Stored records:
## BEGIN

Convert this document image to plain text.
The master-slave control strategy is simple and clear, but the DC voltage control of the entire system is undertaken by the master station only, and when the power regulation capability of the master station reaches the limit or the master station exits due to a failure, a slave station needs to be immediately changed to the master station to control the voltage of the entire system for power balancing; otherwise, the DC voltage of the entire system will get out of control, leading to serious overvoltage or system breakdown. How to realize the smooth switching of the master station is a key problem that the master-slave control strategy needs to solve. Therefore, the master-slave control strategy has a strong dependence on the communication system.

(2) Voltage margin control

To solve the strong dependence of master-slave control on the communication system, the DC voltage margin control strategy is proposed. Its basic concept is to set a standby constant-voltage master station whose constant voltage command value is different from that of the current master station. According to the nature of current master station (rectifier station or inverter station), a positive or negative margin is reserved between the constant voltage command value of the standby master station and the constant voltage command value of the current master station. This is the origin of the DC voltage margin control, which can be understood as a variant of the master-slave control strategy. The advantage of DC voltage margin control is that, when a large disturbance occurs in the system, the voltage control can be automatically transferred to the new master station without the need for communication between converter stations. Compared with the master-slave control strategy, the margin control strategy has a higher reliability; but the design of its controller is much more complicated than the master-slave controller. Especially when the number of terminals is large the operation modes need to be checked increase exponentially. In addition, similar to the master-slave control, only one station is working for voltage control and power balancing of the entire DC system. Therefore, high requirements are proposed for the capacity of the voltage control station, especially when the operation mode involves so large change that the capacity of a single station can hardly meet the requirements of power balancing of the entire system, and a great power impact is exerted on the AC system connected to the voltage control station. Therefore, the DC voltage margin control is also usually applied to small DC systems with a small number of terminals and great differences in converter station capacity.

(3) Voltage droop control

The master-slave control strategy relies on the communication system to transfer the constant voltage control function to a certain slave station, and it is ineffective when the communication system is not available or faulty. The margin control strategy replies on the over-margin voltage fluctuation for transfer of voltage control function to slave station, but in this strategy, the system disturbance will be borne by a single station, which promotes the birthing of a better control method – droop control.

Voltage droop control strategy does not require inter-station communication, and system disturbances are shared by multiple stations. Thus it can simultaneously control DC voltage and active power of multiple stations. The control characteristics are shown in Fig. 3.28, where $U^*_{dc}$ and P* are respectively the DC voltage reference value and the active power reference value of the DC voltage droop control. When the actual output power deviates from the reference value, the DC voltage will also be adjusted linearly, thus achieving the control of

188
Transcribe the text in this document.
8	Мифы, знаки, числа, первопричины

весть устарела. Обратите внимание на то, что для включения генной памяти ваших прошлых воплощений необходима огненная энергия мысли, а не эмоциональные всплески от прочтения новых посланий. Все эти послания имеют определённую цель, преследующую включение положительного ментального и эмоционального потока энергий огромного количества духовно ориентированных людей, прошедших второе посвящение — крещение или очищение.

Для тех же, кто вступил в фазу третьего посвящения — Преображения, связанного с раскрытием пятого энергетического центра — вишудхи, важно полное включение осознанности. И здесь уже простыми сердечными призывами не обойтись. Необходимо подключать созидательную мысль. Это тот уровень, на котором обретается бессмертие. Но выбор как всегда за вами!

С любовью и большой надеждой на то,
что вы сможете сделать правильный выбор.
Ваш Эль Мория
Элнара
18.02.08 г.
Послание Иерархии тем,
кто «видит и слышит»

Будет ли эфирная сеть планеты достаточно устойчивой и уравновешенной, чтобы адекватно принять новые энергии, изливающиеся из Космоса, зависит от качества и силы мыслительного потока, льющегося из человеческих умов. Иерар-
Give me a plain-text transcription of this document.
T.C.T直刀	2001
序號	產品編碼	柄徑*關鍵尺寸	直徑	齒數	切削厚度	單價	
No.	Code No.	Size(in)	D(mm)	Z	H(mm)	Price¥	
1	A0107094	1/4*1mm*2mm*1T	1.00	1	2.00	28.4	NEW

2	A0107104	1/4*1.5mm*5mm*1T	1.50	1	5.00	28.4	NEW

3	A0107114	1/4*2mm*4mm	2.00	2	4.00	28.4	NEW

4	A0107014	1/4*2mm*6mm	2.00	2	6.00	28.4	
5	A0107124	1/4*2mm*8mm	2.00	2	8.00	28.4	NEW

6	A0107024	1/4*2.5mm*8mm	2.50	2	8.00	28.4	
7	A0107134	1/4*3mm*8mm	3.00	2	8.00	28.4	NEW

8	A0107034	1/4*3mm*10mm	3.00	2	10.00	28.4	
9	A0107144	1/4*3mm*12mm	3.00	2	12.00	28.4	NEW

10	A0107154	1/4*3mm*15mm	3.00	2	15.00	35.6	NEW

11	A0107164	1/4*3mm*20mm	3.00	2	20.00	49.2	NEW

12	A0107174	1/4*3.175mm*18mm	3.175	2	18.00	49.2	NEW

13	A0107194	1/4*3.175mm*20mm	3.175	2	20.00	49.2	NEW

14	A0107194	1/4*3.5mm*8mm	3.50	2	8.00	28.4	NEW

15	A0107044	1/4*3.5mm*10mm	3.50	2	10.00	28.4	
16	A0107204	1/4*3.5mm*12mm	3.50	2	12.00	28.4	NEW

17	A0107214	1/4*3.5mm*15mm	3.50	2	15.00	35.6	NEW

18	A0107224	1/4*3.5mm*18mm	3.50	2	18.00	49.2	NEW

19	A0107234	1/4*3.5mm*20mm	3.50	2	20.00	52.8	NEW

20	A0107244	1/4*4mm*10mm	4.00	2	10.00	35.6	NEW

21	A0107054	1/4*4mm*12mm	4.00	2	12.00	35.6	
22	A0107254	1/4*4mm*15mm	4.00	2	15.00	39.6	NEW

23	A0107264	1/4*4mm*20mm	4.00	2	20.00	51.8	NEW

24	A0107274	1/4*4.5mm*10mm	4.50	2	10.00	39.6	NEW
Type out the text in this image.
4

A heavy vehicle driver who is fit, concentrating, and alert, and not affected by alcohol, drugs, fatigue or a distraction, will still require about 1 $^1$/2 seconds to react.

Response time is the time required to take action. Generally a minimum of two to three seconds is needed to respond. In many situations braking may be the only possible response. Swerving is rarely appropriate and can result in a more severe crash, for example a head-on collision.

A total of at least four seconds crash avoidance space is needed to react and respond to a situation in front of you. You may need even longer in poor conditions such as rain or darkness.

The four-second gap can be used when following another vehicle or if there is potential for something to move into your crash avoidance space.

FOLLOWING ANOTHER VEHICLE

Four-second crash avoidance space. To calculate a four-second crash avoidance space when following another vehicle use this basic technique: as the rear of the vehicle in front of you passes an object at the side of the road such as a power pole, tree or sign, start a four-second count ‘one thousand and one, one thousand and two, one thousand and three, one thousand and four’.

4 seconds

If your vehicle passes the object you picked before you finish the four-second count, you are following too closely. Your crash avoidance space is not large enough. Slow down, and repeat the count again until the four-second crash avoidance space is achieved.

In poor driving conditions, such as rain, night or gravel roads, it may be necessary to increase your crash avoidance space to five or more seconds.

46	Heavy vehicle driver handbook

## END

Each entry above is to be printed again exactly.

◆ REPLY
Convert this document image to plain text.
The master-slave control strategy is simple and clear, but the DC voltage control of the entire system is undertaken by the master station only, and when the power regulation capability of the master station reaches the limit or the master station exits due to a failure, a slave station needs to be immediately changed to the master station to control the voltage of the entire system for power balancing; otherwise, the DC voltage of the entire system will get out of control, leading to serious overvoltage or system breakdown. How to realize the smooth switching of the master station is a key problem that the master-slave control strategy needs to solve. Therefore, the master-slave control strategy has a strong dependence on the communication system.

(2) Voltage margin control

To solve the strong dependence of master-slave control on the communication system, the DC voltage margin control strategy is proposed. Its basic concept is to set a standby constant-voltage master station whose constant voltage command value is different from that of the current master station. According to the nature of current master station (rectifier station or inverter station), a positive or negative margin is reserved between the constant voltage command value of the standby master station and the constant voltage command value of the current master station. This is the origin of the DC voltage margin control, which can be understood as a variant of the master-slave control strategy. The advantage of DC voltage margin control is that, when a large disturbance occurs in the system, the voltage control can be automatically transferred to the new master station without the need for communication between converter stations. Compared with the master-slave control strategy, the margin control strategy has a higher reliability; but the design of its controller is much more complicated than the master-slave controller. Especially when the number of terminals is large the operation modes need to be checked increase exponentially. In addition, similar to the master-slave control, only one station is working for voltage control and power balancing of the entire DC system. Therefore, high requirements are proposed for the capacity of the voltage control station, especially when the operation mode involves so large change that the capacity of a single station can hardly meet the requirements of power balancing of the entire system, and a great power impact is exerted on the AC system connected to the voltage control station. Therefore, the DC voltage margin control is also usually applied to small DC systems with a small number of terminals and great differences in converter station capacity.

(3) Voltage droop control

The master-slave control strategy relies on the communication system to transfer the constant voltage control function to a certain slave station, and it is ineffective when the communication system is not available or faulty. The margin control strategy replies on the over-margin voltage fluctuation for transfer of voltage control function to slave station, but in this strategy, the system disturbance will be borne by a single station, which promotes the birthing of a better control method – droop control.

Voltage droop control strategy does not require inter-station communication, and system disturbances are shared by multiple stations. Thus it can simultaneously control DC voltage and active power of multiple stations. The control characteristics are shown in Fig. 3.28, where $U^*_{dc}$ and P* are respectively the DC voltage reference value and the active power reference value of the DC voltage droop control. When the actual output power deviates from the reference value, the DC voltage will also be adjusted linearly, thus achieving the control of

188
Transcribe the text in this document.
8	Мифы, знаки, числа, первопричины

весть устарела. Обратите внимание на то, что для включения генной памяти ваших прошлых воплощений необходима огненная энергия мысли, а не эмоциональные всплески от прочтения новых посланий. Все эти послания имеют определённую цель, преследующую включение положительного ментального и эмоционального потока энергий огромного количества духовно ориентированных людей, прошедших второе посвящение — крещение или очищение.

Для тех же, кто вступил в фазу третьего посвящения — Преображения, связанного с раскрытием пятого энергетического центра — вишудхи, важно полное включение осознанности. И здесь уже простыми сердечными призывами не обойтись. Необходимо подключать созидательную мысль. Это тот уровень, на котором обретается бессмертие. Но выбор как всегда за вами!

С любовью и большой надеждой на то,
что вы сможете сделать правильный выбор.
Ваш Эль Мория
Элнара
18.02.08 г.
Послание Иерархии тем,
кто «видит и слышит»

Будет ли эфирная сеть планеты достаточно устойчивой и уравновешенной, чтобы адекватно принять новые энергии, изливающиеся из Космоса, зависит от качества и силы мыслительного потока, льющегося из человеческих умов. Иерар-
Give me a plain-text transcription of this document.
T.C.T直刀	2001
序號	產品編碼	柄徑*關鍵尺寸	直徑	齒數	切削厚度	單價	
No.	Code No.	Size(in)	D(mm)	Z	H(mm)	Price¥	
1	A0107094	1/4*1mm*2mm*1T	1.00	1	2.00	28.4	NEW

2	A0107104	1/4*1.5mm*5mm*1T	1.50	1	5.00	28.4	NEW

3	A0107114	1/4*2mm*4mm	2.00	2	4.00	28.4	NEW

4	A0107014	1/4*2mm*6mm	2.00	2	6.00	28.4	
5	A0107124	1/4*2mm*8mm	2.00	2	8.00	28.4	NEW

6	A0107024	1/4*2.5mm*8mm	2.50	2	8.00	28.4	
7	A0107134	1/4*3mm*8mm	3.00	2	8.00	28.4	NEW

8	A0107034	1/4*3mm*10mm	3.00	2	10.00	28.4	
9	A0107144	1/4*3mm*12mm	3.00	2	12.00	28.4	NEW

10	A0107154	1/4*3mm*15mm	3.00	2	15.00	35.6	NEW

11	A0107164	1/4*3mm*20mm	3.00	2	20.00	49.2	NEW

12	A0107174	1/4*3.175mm*18mm	3.175	2	18.00	49.2	NEW

13	A0107194	1/4*3.175mm*20mm	3.175	2	20.00	49.2	NEW

14	A0107194	1/4*3.5mm*8mm	3.50	2	8.00	28.4	NEW

15	A0107044	1/4*3.5mm*10mm	3.50	2	10.00	28.4	
16	A0107204	1/4*3.5mm*12mm	3.50	2	12.00	28.4	NEW

17	A0107214	1/4*3.5mm*15mm	3.50	2	15.00	35.6	NEW

18	A0107224	1/4*3.5mm*18mm	3.50	2	18.00	49.2	NEW

19	A0107234	1/4*3.5mm*20mm	3.50	2	20.00	52.8	NEW

20	A0107244	1/4*4mm*10mm	4.00	2	10.00	35.6	NEW

21	A0107054	1/4*4mm*12mm	4.00	2	12.00	35.6	
22	A0107254	1/4*4mm*15mm	4.00	2	15.00	39.6	NEW

23	A0107264	1/4*4mm*20mm	4.00	2	20.00	51.8	NEW

24	A0107274	1/4*4.5mm*10mm	4.50	2	10.00	39.6	NEW
Type out the text in this image.
4

A heavy vehicle driver who is fit, concentrating, and alert, and not affected by alcohol, drugs, fatigue or a distraction, will still require about 1 $^1$/2 seconds to react.

Response time is the time required to take action. Generally a minimum of two to three seconds is needed to respond. In many situations braking may be the only possible response. Swerving is rarely appropriate and can result in a more severe crash, for example a head-on collision.

A total of at least four seconds crash avoidance space is needed to react and respond to a situation in front of you. You may need even longer in poor conditions such as rain or darkness.

The four-second gap can be used when following another vehicle or if there is potential for something to move into your crash avoidance space.

FOLLOWING ANOTHER VEHICLE

Four-second crash avoidance space. To calculate a four-second crash avoidance space when following another vehicle use this basic technique: as the rear of the vehicle in front of you passes an object at the side of the road such as a power pole, tree or sign, start a four-second count ‘one thousand and one, one thousand and two, one thousand and three, one thousand and four’.

4 seconds

If your vehicle passes the object you picked before you finish the four-second count, you are following too closely. Your crash avoidance space is not large enough. Slow down, and repeat the count again until the four-second crash avoidance space is achieved.

In poor driving conditions, such as rain, night or gravel roads, it may be necessary to increase your crash avoidance space to five or more seconds.

46	Heavy vehicle driver handbook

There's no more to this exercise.